• DIRECTION: Pick out all lines in the listing holding the string "Cocoa" and copy them.

Extracted records
☆ ☆ ☆ ☆
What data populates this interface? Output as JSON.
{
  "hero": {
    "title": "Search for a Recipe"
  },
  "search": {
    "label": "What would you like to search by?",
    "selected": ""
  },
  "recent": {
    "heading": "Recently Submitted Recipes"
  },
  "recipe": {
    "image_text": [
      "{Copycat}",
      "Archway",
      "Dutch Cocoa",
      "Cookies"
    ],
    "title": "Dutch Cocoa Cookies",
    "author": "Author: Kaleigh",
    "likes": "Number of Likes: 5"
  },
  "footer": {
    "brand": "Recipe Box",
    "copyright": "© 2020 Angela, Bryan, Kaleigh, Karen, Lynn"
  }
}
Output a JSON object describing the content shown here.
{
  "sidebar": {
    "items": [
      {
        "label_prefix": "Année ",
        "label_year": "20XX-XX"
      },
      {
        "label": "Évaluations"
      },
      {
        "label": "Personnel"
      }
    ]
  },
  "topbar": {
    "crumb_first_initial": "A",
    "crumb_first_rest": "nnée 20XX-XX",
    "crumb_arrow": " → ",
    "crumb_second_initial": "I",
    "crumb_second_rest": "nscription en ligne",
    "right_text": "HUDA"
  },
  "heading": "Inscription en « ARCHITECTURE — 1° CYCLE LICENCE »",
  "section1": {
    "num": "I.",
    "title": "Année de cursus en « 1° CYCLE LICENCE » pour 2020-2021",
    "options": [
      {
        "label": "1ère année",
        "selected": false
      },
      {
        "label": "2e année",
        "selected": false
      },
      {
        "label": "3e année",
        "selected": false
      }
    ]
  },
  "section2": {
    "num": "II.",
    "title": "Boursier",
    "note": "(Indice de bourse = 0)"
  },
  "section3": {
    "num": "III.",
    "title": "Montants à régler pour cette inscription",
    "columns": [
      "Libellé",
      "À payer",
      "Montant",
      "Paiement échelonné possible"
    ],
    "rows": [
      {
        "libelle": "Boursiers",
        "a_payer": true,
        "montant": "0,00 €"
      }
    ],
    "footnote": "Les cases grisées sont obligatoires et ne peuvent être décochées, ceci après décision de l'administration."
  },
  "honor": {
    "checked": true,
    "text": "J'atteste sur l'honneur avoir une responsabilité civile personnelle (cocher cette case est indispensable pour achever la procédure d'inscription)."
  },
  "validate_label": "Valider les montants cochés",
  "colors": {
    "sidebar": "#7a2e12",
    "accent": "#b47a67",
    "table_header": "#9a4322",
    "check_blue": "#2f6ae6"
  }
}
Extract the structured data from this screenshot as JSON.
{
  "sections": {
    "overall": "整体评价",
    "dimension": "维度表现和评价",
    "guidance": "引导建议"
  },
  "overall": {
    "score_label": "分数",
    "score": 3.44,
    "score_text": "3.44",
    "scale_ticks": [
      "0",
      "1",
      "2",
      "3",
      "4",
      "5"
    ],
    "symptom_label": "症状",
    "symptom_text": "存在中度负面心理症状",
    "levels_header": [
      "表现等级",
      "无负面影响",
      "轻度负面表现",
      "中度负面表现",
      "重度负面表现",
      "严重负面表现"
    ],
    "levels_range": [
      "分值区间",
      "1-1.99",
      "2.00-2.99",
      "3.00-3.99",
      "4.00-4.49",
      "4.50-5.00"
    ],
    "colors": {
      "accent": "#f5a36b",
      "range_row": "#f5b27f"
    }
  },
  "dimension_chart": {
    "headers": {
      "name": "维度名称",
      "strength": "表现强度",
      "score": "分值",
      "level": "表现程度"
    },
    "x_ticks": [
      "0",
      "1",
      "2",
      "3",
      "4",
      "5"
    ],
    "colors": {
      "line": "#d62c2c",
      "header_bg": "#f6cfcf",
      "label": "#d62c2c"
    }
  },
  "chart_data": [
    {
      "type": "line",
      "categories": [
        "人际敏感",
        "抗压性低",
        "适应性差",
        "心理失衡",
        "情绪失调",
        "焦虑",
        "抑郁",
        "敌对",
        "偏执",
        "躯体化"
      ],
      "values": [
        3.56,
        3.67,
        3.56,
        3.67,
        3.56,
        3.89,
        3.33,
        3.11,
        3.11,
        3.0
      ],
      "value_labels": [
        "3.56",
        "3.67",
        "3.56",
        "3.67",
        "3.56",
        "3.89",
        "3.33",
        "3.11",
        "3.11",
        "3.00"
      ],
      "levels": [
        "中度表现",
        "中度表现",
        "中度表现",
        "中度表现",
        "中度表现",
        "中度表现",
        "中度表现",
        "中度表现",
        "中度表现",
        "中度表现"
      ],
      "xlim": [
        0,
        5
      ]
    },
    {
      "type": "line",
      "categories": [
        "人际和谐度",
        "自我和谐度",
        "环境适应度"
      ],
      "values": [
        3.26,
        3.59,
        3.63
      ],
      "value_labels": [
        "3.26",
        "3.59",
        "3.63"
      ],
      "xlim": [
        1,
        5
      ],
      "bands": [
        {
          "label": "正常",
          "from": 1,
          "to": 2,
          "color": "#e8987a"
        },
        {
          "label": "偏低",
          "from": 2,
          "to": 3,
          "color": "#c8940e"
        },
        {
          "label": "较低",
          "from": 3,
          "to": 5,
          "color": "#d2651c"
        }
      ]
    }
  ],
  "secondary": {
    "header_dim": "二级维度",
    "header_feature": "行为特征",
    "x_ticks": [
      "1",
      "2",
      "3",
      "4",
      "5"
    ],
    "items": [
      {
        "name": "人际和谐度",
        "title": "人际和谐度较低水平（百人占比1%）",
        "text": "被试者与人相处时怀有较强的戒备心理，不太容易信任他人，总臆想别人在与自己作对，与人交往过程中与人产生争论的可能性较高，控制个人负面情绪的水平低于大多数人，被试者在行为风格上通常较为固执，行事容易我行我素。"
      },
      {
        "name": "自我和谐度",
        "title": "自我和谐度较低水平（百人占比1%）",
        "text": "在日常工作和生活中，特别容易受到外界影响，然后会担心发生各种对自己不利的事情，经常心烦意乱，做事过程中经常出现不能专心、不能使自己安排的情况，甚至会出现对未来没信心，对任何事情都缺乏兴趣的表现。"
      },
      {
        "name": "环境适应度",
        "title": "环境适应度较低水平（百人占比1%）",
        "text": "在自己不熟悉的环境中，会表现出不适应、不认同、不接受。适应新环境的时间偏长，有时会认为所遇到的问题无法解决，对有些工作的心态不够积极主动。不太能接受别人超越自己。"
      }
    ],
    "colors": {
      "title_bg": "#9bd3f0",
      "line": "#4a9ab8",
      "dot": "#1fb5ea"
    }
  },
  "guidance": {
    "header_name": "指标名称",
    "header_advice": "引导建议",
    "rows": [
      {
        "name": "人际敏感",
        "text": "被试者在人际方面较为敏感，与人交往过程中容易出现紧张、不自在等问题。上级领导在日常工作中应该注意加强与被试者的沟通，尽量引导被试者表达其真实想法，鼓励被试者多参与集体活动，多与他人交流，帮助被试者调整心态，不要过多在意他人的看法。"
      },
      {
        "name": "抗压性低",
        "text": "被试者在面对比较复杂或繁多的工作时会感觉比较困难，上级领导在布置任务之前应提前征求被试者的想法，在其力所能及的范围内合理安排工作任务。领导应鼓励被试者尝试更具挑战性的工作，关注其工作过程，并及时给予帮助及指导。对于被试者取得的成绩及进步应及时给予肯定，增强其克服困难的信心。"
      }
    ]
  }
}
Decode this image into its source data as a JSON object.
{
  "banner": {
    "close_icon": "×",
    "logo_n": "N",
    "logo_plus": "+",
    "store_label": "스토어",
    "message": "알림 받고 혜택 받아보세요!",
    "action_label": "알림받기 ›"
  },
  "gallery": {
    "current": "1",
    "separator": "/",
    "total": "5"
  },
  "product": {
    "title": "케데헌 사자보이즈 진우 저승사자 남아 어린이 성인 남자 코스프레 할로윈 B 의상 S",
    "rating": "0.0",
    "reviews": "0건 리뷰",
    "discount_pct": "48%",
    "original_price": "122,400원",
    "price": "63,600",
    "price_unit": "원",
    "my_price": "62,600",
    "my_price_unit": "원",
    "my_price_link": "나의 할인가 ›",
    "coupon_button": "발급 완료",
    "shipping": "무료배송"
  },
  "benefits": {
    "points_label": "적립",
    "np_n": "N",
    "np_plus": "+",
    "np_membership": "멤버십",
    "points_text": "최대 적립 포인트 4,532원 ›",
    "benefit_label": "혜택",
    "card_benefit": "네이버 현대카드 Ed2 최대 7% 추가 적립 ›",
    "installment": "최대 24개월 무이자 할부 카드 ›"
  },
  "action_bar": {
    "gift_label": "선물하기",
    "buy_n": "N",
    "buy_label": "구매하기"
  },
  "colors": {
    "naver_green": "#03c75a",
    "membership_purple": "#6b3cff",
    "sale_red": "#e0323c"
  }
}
☆ ☆ ☆ ☆
• ANSWER TO THE TASK:
      "Dutch Cocoa",
    "title": "Dutch Cocoa Cookies",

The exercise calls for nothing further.